AIM OF THE EXERCISE: Go through the records, and copy each line in which the string "letter" is present.

RECORDS FOR THIS TASK:
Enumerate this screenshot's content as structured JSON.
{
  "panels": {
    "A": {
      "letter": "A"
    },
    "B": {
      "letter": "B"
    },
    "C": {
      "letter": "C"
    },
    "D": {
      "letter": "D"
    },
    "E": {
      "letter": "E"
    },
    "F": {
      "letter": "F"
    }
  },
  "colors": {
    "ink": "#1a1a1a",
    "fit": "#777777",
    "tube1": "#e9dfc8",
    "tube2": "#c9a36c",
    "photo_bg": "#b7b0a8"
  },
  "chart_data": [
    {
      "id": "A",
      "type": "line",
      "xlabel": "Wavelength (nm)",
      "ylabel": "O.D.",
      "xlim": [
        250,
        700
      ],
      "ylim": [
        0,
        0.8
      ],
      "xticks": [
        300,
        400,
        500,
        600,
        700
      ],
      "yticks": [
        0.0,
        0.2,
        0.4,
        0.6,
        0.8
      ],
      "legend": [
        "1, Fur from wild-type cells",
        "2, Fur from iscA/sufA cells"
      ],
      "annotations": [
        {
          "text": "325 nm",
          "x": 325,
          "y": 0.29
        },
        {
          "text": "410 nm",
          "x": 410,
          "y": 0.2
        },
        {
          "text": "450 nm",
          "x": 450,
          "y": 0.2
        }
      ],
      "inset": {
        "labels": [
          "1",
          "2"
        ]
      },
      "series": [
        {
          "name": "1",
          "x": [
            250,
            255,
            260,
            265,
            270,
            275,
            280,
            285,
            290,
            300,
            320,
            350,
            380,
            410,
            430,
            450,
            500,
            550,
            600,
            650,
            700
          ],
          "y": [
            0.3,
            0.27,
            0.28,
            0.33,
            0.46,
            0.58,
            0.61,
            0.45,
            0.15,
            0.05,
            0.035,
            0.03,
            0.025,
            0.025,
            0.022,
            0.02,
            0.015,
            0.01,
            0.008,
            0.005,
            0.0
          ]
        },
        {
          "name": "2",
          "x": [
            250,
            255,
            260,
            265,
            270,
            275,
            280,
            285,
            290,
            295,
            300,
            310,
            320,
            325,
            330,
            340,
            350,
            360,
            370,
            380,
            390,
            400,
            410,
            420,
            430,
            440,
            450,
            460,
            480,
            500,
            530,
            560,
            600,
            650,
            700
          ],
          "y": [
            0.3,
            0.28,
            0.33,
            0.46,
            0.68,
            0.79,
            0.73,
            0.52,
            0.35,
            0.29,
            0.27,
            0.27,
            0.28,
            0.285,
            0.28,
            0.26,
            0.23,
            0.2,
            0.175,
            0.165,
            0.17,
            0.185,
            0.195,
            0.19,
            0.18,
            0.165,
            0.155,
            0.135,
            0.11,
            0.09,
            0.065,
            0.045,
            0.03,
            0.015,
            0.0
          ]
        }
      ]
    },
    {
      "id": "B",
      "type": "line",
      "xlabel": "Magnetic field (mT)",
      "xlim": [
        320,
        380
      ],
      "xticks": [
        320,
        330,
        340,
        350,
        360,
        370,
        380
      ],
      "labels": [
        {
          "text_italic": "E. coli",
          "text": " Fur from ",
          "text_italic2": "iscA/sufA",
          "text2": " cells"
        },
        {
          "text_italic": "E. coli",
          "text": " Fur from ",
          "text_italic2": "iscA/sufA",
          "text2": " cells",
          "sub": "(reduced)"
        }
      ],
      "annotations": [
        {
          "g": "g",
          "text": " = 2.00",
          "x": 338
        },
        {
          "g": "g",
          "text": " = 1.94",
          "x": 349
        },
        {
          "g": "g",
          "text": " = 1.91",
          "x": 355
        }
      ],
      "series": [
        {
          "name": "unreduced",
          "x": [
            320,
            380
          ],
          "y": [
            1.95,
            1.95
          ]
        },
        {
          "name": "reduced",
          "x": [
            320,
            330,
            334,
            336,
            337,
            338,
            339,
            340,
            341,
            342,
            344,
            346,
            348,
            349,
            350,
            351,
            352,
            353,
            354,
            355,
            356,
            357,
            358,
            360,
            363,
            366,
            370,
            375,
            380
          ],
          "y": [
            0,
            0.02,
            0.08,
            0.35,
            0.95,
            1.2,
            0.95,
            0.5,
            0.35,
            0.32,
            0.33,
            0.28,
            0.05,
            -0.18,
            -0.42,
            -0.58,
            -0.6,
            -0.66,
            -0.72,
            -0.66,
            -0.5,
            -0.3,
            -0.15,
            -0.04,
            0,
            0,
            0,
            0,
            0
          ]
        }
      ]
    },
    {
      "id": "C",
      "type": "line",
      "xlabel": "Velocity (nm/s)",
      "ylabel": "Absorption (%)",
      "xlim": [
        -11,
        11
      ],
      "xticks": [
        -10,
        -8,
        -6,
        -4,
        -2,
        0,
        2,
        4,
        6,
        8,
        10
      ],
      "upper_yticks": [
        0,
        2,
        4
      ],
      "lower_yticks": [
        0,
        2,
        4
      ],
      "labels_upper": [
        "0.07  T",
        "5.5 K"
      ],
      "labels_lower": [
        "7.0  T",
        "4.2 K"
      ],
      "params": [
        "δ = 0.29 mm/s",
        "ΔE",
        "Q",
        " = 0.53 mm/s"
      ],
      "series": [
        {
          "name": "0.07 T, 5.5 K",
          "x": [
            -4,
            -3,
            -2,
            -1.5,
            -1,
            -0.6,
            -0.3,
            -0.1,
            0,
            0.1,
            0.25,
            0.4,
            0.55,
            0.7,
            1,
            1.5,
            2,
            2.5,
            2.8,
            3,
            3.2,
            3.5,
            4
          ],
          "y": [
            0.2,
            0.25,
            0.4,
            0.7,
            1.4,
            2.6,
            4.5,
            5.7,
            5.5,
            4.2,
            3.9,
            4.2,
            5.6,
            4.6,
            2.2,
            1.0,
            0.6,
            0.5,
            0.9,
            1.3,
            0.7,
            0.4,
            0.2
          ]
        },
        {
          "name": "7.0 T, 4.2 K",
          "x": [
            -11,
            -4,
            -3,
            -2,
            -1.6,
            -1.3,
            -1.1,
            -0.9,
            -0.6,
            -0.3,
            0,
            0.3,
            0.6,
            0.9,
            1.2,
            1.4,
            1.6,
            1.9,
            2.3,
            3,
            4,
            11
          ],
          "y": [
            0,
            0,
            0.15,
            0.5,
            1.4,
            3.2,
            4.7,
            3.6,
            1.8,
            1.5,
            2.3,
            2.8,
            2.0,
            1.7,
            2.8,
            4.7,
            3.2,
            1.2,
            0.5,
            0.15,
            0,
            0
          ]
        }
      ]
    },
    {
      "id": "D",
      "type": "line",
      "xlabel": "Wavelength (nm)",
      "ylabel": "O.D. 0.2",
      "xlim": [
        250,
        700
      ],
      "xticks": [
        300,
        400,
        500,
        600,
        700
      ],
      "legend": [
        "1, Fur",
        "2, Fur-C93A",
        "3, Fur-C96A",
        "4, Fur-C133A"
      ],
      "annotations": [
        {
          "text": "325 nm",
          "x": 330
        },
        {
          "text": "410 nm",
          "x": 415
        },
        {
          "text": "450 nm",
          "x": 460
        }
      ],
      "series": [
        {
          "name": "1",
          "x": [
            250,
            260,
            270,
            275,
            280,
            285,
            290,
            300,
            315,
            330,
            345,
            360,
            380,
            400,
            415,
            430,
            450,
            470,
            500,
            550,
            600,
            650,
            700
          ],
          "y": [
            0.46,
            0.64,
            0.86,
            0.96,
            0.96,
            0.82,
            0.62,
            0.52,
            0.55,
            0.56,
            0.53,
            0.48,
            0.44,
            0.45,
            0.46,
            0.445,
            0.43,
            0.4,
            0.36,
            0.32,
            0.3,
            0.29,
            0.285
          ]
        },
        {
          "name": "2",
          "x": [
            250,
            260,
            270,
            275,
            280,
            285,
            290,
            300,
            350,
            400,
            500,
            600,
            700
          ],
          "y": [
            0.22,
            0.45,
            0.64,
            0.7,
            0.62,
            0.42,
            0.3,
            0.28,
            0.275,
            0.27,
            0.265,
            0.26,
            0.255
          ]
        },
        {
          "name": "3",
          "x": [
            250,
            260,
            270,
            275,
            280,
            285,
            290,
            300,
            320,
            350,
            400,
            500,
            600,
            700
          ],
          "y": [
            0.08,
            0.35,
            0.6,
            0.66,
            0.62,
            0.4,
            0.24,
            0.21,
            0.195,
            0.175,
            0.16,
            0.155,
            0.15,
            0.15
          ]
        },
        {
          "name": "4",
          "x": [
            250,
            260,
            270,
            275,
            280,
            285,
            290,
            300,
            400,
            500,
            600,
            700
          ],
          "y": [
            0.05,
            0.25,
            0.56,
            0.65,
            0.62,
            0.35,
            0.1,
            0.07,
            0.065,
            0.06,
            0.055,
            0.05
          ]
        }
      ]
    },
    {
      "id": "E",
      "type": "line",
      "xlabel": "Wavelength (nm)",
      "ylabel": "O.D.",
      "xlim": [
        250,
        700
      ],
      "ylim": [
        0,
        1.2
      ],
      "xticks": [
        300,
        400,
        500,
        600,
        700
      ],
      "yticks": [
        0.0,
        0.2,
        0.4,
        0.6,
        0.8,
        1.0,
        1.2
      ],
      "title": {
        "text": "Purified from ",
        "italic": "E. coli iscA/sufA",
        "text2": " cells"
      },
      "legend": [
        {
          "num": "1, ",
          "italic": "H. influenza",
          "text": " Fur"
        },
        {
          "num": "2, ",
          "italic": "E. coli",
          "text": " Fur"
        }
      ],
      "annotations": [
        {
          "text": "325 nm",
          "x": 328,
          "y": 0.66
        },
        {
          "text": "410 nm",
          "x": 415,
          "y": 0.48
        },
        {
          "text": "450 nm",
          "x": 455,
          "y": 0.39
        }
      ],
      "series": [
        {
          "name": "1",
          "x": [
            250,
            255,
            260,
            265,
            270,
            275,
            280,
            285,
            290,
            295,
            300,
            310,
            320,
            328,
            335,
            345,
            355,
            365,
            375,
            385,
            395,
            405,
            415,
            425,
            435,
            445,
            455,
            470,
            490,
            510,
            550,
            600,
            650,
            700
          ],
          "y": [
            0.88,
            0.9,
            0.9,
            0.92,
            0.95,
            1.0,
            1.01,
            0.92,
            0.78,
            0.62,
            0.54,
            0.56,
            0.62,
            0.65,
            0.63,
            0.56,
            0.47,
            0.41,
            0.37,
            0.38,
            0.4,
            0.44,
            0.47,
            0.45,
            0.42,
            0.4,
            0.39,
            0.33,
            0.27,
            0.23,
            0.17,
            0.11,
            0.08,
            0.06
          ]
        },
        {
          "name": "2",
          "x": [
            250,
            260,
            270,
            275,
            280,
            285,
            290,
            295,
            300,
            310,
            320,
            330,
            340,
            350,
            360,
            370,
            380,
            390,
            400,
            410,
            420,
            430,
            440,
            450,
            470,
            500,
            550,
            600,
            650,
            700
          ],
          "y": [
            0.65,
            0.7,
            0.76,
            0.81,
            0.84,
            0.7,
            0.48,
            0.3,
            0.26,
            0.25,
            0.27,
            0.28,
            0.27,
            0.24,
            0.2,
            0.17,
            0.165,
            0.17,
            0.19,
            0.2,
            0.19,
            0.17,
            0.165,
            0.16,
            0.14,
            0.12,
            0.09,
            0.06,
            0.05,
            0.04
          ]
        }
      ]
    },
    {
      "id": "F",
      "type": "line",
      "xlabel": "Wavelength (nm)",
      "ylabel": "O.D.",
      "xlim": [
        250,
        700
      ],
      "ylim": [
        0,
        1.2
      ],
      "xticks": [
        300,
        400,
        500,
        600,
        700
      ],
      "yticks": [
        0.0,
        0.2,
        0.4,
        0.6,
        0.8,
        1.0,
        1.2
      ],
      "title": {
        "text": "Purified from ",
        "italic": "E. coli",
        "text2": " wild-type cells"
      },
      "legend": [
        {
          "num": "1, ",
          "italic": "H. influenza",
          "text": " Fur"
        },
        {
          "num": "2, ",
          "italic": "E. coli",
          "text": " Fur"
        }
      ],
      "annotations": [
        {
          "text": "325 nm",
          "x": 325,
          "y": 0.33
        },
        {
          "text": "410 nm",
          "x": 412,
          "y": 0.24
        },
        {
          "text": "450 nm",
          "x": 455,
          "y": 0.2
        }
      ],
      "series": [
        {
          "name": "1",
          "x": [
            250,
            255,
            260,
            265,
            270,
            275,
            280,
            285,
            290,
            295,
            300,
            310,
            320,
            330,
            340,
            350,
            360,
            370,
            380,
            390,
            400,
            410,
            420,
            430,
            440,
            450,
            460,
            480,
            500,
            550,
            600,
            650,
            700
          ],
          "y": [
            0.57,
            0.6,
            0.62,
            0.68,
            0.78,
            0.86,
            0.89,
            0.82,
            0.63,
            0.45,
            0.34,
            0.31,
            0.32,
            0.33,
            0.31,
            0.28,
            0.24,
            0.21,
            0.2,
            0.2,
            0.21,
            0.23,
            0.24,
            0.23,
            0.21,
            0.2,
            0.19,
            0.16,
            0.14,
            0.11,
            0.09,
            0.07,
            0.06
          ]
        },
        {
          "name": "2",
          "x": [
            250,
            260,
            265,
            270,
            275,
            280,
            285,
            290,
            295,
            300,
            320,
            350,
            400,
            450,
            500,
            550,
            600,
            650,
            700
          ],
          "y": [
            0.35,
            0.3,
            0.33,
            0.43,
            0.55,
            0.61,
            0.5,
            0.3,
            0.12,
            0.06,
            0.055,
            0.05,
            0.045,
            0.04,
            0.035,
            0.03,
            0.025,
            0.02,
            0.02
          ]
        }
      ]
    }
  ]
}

SOLUTION TO THIS EXERCISE:
      "letter": "A"
      "letter": "B"
      "letter": "C"
      "letter": "D"
      "letter": "E"
      "letter": "F"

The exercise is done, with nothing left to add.